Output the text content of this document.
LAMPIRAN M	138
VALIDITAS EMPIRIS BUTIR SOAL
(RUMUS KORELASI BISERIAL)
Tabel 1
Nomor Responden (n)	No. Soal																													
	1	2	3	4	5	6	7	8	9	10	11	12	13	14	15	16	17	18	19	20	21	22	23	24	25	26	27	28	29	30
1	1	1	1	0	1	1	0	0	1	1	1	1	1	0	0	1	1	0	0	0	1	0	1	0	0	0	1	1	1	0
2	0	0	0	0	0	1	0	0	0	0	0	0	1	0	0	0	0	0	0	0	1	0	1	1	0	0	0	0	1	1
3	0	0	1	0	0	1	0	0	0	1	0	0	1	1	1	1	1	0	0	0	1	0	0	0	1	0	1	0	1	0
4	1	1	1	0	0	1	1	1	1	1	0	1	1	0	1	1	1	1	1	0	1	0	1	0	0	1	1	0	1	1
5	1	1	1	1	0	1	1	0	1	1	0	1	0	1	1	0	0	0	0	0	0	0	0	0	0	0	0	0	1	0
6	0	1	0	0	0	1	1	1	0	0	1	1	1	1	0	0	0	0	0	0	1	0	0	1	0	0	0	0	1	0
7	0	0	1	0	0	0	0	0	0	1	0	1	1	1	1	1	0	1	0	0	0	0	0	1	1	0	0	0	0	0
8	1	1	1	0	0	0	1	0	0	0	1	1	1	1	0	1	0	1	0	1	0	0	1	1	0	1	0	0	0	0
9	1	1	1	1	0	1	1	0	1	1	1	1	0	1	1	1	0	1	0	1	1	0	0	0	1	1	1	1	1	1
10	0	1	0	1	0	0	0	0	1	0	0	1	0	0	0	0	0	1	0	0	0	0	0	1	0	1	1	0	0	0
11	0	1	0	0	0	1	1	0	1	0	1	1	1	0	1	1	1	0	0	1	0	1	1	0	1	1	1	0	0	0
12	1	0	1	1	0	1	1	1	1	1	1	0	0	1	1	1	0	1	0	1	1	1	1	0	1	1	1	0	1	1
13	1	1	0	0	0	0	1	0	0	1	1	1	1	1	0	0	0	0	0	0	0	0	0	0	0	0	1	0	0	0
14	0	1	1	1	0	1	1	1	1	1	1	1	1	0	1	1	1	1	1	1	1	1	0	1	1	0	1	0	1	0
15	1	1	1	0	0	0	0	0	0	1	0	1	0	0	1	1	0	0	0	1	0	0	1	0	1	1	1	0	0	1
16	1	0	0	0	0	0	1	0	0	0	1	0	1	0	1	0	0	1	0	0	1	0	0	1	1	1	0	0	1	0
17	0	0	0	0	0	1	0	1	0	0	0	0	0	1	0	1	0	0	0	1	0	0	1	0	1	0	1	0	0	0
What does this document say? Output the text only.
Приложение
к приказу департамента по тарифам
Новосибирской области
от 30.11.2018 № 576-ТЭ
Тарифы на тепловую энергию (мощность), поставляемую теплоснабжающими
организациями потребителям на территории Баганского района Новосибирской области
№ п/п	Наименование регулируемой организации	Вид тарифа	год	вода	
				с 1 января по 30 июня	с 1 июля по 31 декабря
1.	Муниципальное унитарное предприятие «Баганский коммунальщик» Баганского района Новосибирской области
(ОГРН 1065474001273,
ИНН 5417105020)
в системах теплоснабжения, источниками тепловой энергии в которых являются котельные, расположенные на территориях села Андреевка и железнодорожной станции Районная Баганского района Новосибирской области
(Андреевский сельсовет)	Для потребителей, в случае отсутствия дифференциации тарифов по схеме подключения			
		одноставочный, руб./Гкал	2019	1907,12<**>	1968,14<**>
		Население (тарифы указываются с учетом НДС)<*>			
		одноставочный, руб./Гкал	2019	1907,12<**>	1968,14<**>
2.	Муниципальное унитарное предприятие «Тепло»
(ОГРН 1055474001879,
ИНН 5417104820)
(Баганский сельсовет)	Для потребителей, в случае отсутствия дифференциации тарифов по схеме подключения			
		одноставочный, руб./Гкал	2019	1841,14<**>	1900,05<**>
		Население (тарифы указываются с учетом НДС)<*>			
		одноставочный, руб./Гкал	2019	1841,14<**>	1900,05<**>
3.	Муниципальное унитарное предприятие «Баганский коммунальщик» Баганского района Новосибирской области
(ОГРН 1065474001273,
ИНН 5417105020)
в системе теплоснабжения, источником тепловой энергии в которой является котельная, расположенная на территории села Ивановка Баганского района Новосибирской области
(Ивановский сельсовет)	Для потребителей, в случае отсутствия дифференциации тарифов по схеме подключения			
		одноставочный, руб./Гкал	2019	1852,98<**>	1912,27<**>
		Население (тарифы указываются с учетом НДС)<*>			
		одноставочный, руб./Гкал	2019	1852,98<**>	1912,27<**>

# GOAL
Each line above must be reproduced exactly as it stands.

# SOLUTION TO THIS EXERCISE
Output the text content of this document.
LAMPIRAN M	138
VALIDITAS EMPIRIS BUTIR SOAL
(RUMUS KORELASI BISERIAL)
Tabel 1
Nomor Responden (n)	No. Soal																													
	1	2	3	4	5	6	7	8	9	10	11	12	13	14	15	16	17	18	19	20	21	22	23	24	25	26	27	28	29	30
1	1	1	1	0	1	1	0	0	1	1	1	1	1	0	0	1	1	0	0	0	1	0	1	0	0	0	1	1	1	0
2	0	0	0	0	0	1	0	0	0	0	0	0	1	0	0	0	0	0	0	0	1	0	1	1	0	0	0	0	1	1
3	0	0	1	0	0	1	0	0	0	1	0	0	1	1	1	1	1	0	0	0	1	0	0	0	1	0	1	0	1	0
4	1	1	1	0	0	1	1	1	1	1	0	1	1	0	1	1	1	1	1	0	1	0	1	0	0	1	1	0	1	1
5	1	1	1	1	0	1	1	0	1	1	0	1	0	1	1	0	0	0	0	0	0	0	0	0	0	0	0	0	1	0
6	0	1	0	0	0	1	1	1	0	0	1	1	1	1	0	0	0	0	0	0	1	0	0	1	0	0	0	0	1	0
7	0	0	1	0	0	0	0	0	0	1	0	1	1	1	1	1	0	1	0	0	0	0	0	1	1	0	0	0	0	0
8	1	1	1	0	0	0	1	0	0	0	1	1	1	1	0	1	0	1	0	1	0	0	1	1	0	1	0	0	0	0
9	1	1	1	1	0	1	1	0	1	1	1	1	0	1	1	1	0	1	0	1	1	0	0	0	1	1	1	1	1	1
10	0	1	0	1	0	0	0	0	1	0	0	1	0	0	0	0	0	1	0	0	0	0	0	1	0	1	1	0	0	0
11	0	1	0	0	0	1	1	0	1	0	1	1	1	0	1	1	1	0	0	1	0	1	1	0	1	1	1	0	0	0
12	1	0	1	1	0	1	1	1	1	1	1	0	0	1	1	1	0	1	0	1	1	1	1	0	1	1	1	0	1	1
13	1	1	0	0	0	0	1	0	0	1	1	1	1	1	0	0	0	0	0	0	0	0	0	0	0	0	1	0	0	0
14	0	1	1	1	0	1	1	1	1	1	1	1	1	0	1	1	1	1	1	1	1	1	0	1	1	0	1	0	1	0
15	1	1	1	0	0	0	0	0	0	1	0	1	0	0	1	1	0	0	0	1	0	0	1	0	1	1	1	0	0	1
16	1	0	0	0	0	0	1	0	0	0	1	0	1	0	1	0	0	1	0	0	1	0	0	1	1	1	0	0	1	0
17	0	0	0	0	0	1	0	1	0	0	0	0	0	1	0	1	0	0	0	1	0	0	1	0	1	0	1	0	0	0
What does this document say? Output the text only.
Приложение
к приказу департамента по тарифам
Новосибирской области
от 30.11.2018 № 576-ТЭ
Тарифы на тепловую энергию (мощность), поставляемую теплоснабжающими
организациями потребителям на территории Баганского района Новосибирской области
№ п/п	Наименование регулируемой организации	Вид тарифа	год	вода	
				с 1 января по 30 июня	с 1 июля по 31 декабря
1.	Муниципальное унитарное предприятие «Баганский коммунальщик» Баганского района Новосибирской области
(ОГРН 1065474001273,
ИНН 5417105020)
в системах теплоснабжения, источниками тепловой энергии в которых являются котельные, расположенные на территориях села Андреевка и железнодорожной станции Районная Баганского района Новосибирской области
(Андреевский сельсовет)	Для потребителей, в случае отсутствия дифференциации тарифов по схеме подключения			
		одноставочный, руб./Гкал	2019	1907,12<**>	1968,14<**>
		Население (тарифы указываются с учетом НДС)<*>			
		одноставочный, руб./Гкал	2019	1907,12<**>	1968,14<**>
2.	Муниципальное унитарное предприятие «Тепло»
(ОГРН 1055474001879,
ИНН 5417104820)
(Баганский сельсовет)	Для потребителей, в случае отсутствия дифференциации тарифов по схеме подключения			
		одноставочный, руб./Гкал	2019	1841,14<**>	1900,05<**>
		Население (тарифы указываются с учетом НДС)<*>			
		одноставочный, руб./Гкал	2019	1841,14<**>	1900,05<**>
3.	Муниципальное унитарное предприятие «Баганский коммунальщик» Баганского района Новосибирской области
(ОГРН 1065474001273,
ИНН 5417105020)
в системе теплоснабжения, источником тепловой энергии в которой является котельная, расположенная на территории села Ивановка Баганского района Новосибирской области
(Ивановский сельсовет)	Для потребителей, в случае отсутствия дифференциации тарифов по схеме подключения			
		одноставочный, руб./Гкал	2019	1852,98<**>	1912,27<**>
		Население (тарифы указываются с учетом НДС)<*>			
		одноставочный, руб./Гкал	2019	1852,98<**>	1912,27<**>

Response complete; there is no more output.